Reproduce each line that includes the word "Osoby".
[start of TASK INPUTS]
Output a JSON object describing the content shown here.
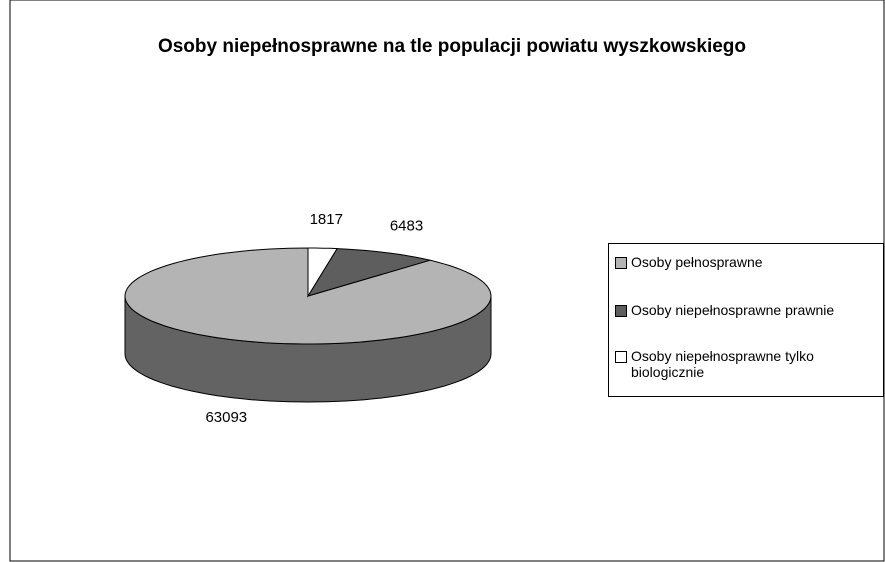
{
  "chart_data": {
    "type": "pie3d",
    "title": "Osoby niepełnosprawne na tle populacji powiatu wyszkowskiego",
    "categories": [
      "Osoby pełnosprawne",
      "Osoby niepełnosprawne prawnie",
      "Osoby niepełnosprawne tylko biologicznie"
    ],
    "values": [
      63093,
      6483,
      1817
    ],
    "colors": [
      "#b4b4b4",
      "#5e5e5e",
      "#ffffff"
    ],
    "legend": "right"
  }
}
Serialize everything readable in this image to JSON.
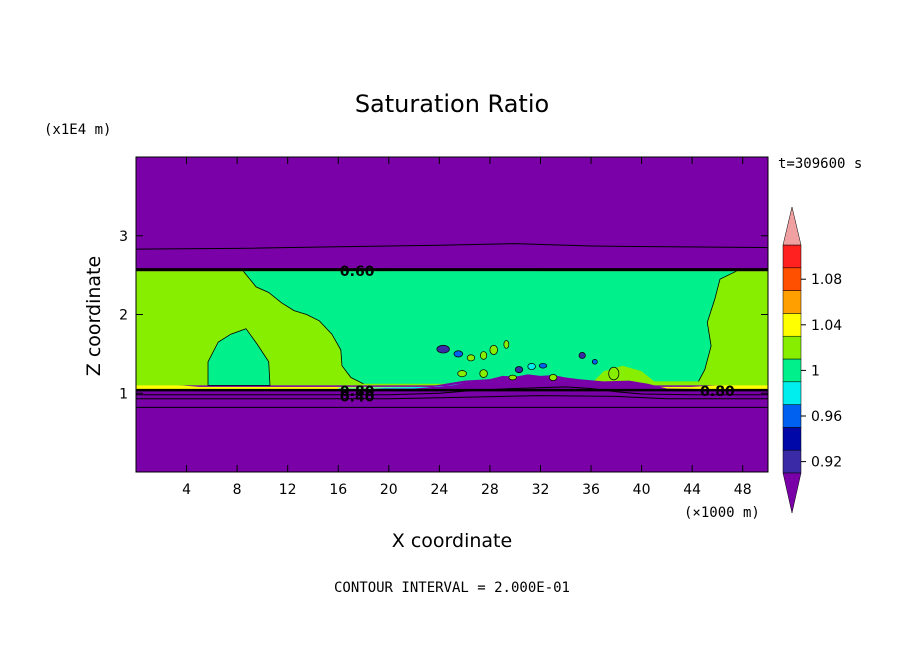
{
  "chart_data": {
    "type": "heatmap",
    "title": "Saturation Ratio",
    "xlabel": "X coordinate",
    "ylabel": "Z coordinate",
    "x_unit": "(×1000 m)",
    "y_unit": "(x1E4 m)",
    "time_label": "t=309600 s",
    "contour_interval_text": "CONTOUR INTERVAL = 2.000E-01",
    "xlim": [
      0,
      50
    ],
    "ylim": [
      0,
      4
    ],
    "x_ticks": [
      4,
      8,
      12,
      16,
      20,
      24,
      28,
      32,
      36,
      40,
      44,
      48
    ],
    "y_ticks": [
      1,
      2,
      3
    ],
    "colorbar": {
      "levels": [
        0.92,
        0.94,
        0.96,
        0.98,
        1.0,
        1.02,
        1.04,
        1.06,
        1.08,
        1.1
      ],
      "labels": [
        "0.92",
        "0.96",
        "1",
        "1.04",
        "1.08"
      ],
      "label_values": [
        0.92,
        0.96,
        1.0,
        1.04,
        1.08
      ],
      "colors": [
        "#3a2aa6",
        "#0008a8",
        "#0060f0",
        "#00eeee",
        "#00f08c",
        "#88ee00",
        "#ffff00",
        "#ffa000",
        "#ff5000",
        "#ff2020"
      ],
      "under_color": "#7a00a8",
      "over_color": "#f0a0a0"
    },
    "regions": {
      "upper_layer_color": "#7a00a8",
      "cloud_layer_color": "#00f08c",
      "edge_layer_color": "#88ee00",
      "lower_layer_color": "#7a00a8",
      "cloud_top_z": 2.55,
      "cloud_base_z": 1.05
    },
    "contour_labels": [
      {
        "text": "0.60",
        "x": 17.5,
        "y": 2.55
      },
      {
        "text": "0.80",
        "x": 17.5,
        "y": 1.03
      },
      {
        "text": "0.40",
        "x": 17.5,
        "y": 0.96
      },
      {
        "text": "0.80",
        "x": 46.0,
        "y": 1.03
      }
    ]
  }
}
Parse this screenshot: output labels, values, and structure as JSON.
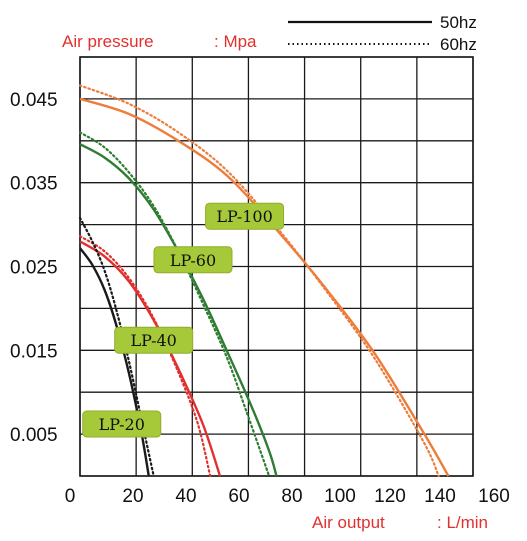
{
  "chart_data": {
    "type": "line",
    "title": "",
    "ylabel": "Air pressure",
    "yunit": ": Mpa",
    "xlabel": "Air output",
    "xunit": ": L/min",
    "xlim": [
      0,
      160
    ],
    "ylim": [
      0,
      0.05
    ],
    "xticks": [
      "0",
      "20",
      "40",
      "60",
      "80",
      "100",
      "120",
      "140",
      "160"
    ],
    "yticks": [
      "0.045",
      "0.035",
      "0.025",
      "0.015",
      "0.005"
    ],
    "ytick_values": [
      0.045,
      0.035,
      0.025,
      0.015,
      0.005
    ],
    "grid": true,
    "legend": {
      "position": "top-right",
      "entries": [
        {
          "label": "50hz",
          "style": "solid"
        },
        {
          "label": "60hz",
          "style": "dotted"
        }
      ]
    },
    "series": [
      {
        "model": "LP-100",
        "color": "#ee7d3c",
        "tag_at": [
          67,
          0.031
        ],
        "hz50": [
          [
            0,
            0.045
          ],
          [
            20,
            0.0432
          ],
          [
            40,
            0.04
          ],
          [
            60,
            0.0358
          ],
          [
            80,
            0.0294
          ],
          [
            100,
            0.0224
          ],
          [
            120,
            0.0146
          ],
          [
            140,
            0.0051
          ],
          [
            150,
            0.0
          ]
        ],
        "hz60": [
          [
            0,
            0.0466
          ],
          [
            20,
            0.0444
          ],
          [
            40,
            0.041
          ],
          [
            60,
            0.0364
          ],
          [
            80,
            0.0297
          ],
          [
            100,
            0.0222
          ],
          [
            120,
            0.014
          ],
          [
            140,
            0.004
          ],
          [
            146,
            0.0
          ]
        ]
      },
      {
        "model": "LP-60",
        "color": "#2e7d32",
        "tag_at": [
          46,
          0.0258
        ],
        "hz50": [
          [
            0,
            0.0396
          ],
          [
            10,
            0.038
          ],
          [
            20,
            0.0355
          ],
          [
            30,
            0.0318
          ],
          [
            40,
            0.0268
          ],
          [
            50,
            0.0212
          ],
          [
            60,
            0.0148
          ],
          [
            70,
            0.0082
          ],
          [
            77,
            0.003
          ],
          [
            80,
            0.0
          ]
        ],
        "hz60": [
          [
            0,
            0.041
          ],
          [
            10,
            0.0392
          ],
          [
            20,
            0.0362
          ],
          [
            30,
            0.0322
          ],
          [
            40,
            0.0268
          ],
          [
            50,
            0.0206
          ],
          [
            60,
            0.014
          ],
          [
            68,
            0.0075
          ],
          [
            74,
            0.0025
          ],
          [
            77,
            0.0
          ]
        ]
      },
      {
        "model": "LP-40",
        "color": "#e0312f",
        "tag_at": [
          30,
          0.0162
        ],
        "hz50": [
          [
            0,
            0.028
          ],
          [
            10,
            0.0262
          ],
          [
            20,
            0.0232
          ],
          [
            30,
            0.0186
          ],
          [
            40,
            0.0128
          ],
          [
            50,
            0.0062
          ],
          [
            57,
            0.0
          ]
        ],
        "hz60": [
          [
            0,
            0.0286
          ],
          [
            10,
            0.0268
          ],
          [
            20,
            0.0236
          ],
          [
            30,
            0.0188
          ],
          [
            40,
            0.0124
          ],
          [
            48,
            0.0062
          ],
          [
            53,
            0.0
          ]
        ]
      },
      {
        "model": "LP-20",
        "color": "#1a1a1a",
        "tag_at": [
          17,
          0.0062
        ],
        "hz50": [
          [
            0,
            0.0272
          ],
          [
            5,
            0.0252
          ],
          [
            10,
            0.0222
          ],
          [
            15,
            0.0178
          ],
          [
            20,
            0.0122
          ],
          [
            25,
            0.0052
          ],
          [
            28,
            0.0
          ]
        ],
        "hz60": [
          [
            0,
            0.0308
          ],
          [
            5,
            0.028
          ],
          [
            10,
            0.0245
          ],
          [
            15,
            0.0196
          ],
          [
            20,
            0.0136
          ],
          [
            25,
            0.0068
          ],
          [
            30,
            0.0
          ]
        ]
      }
    ]
  }
}
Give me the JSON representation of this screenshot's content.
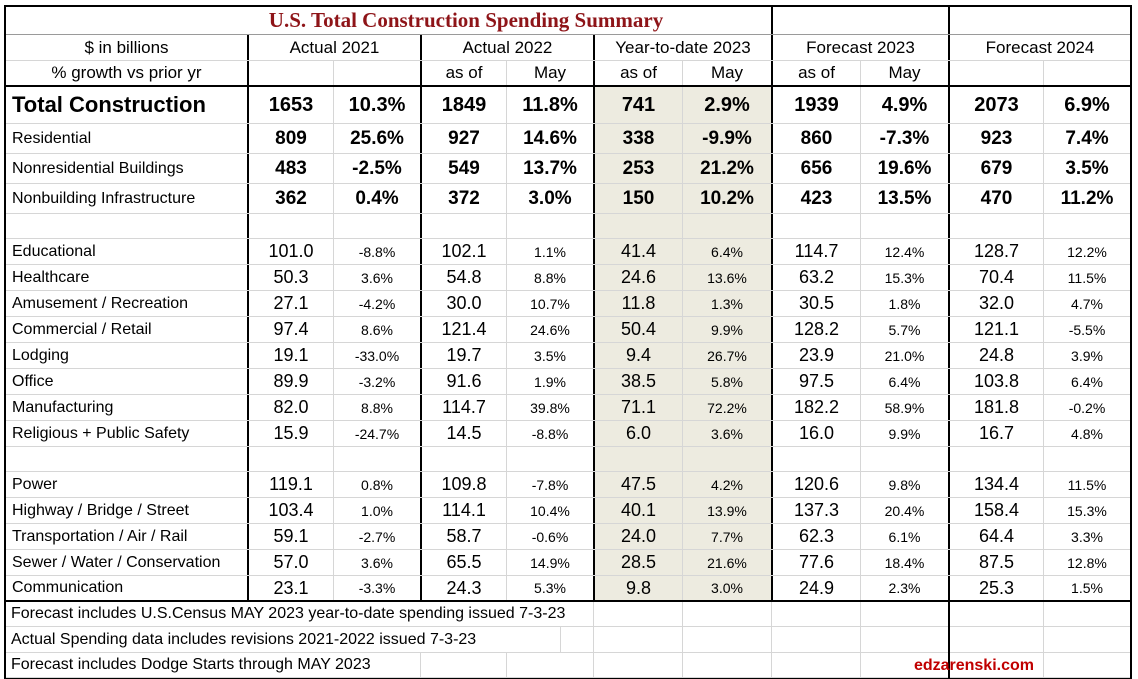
[end of TASK INPUTS]
RESULT »
    "title": "Osoby niepełnosprawne na tle populacji powiatu wyszkowskiego",
      "Osoby pełnosprawne",
      "Osoby niepełnosprawne prawnie",
      "Osoby niepełnosprawne tylko biologicznie"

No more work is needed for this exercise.